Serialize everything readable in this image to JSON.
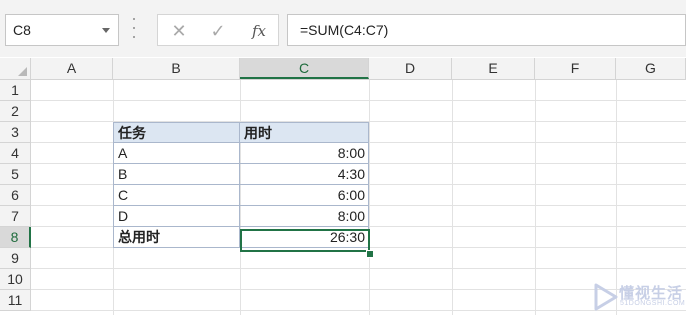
{
  "formula_bar": {
    "name_box": "C8",
    "cancel_icon": "✕",
    "enter_icon": "✓",
    "function_icon": "fx",
    "formula": "=SUM(C4:C7)"
  },
  "columns": [
    "A",
    "B",
    "C",
    "D",
    "E",
    "F",
    "G"
  ],
  "rows": [
    "1",
    "2",
    "3",
    "4",
    "5",
    "6",
    "7",
    "8",
    "9",
    "10",
    "11"
  ],
  "selection": {
    "column": "C",
    "row": "8"
  },
  "table": {
    "header": [
      "任务",
      "用时"
    ],
    "rows": [
      [
        "A",
        "8:00"
      ],
      [
        "B",
        "4:30"
      ],
      [
        "C",
        "6:00"
      ],
      [
        "D",
        "8:00"
      ]
    ],
    "total": [
      "总用时",
      "26:30"
    ]
  },
  "watermark": {
    "text": "懂视生活",
    "subtext": "51DONGSHI.COM"
  },
  "colors": {
    "accent": "#217346",
    "header_fill": "#dce6f2"
  }
}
◇ ◇ ◇ ◇ ◇ ◇ ◇
→ Task statement: Exclude the images, then output the data above word for word.

→ Solution for this task:
Serialize everything readable in this image to JSON.
{
  "formula_bar": {
    "name_box": "C8",
    "cancel_icon": "✕",
    "enter_icon": "✓",
    "function_icon": "fx",
    "formula": "=SUM(C4:C7)"
  },
  "columns": [
    "A",
    "B",
    "C",
    "D",
    "E",
    "F",
    "G"
  ],
  "rows": [
    "1",
    "2",
    "3",
    "4",
    "5",
    "6",
    "7",
    "8",
    "9",
    "10",
    "11"
  ],
  "selection": {
    "column": "C",
    "row": "8"
  },
  "table": {
    "header": [
      "任务",
      "用时"
    ],
    "rows": [
      [
        "A",
        "8:00"
      ],
      [
        "B",
        "4:30"
      ],
      [
        "C",
        "6:00"
      ],
      [
        "D",
        "8:00"
      ]
    ],
    "total": [
      "总用时",
      "26:30"
    ]
  },
  "watermark": {
    "text": "懂视生活",
    "subtext": "51DONGSHI.COM"
  },
  "colors": {
    "accent": "#217346",
    "header_fill": "#dce6f2"
  }
}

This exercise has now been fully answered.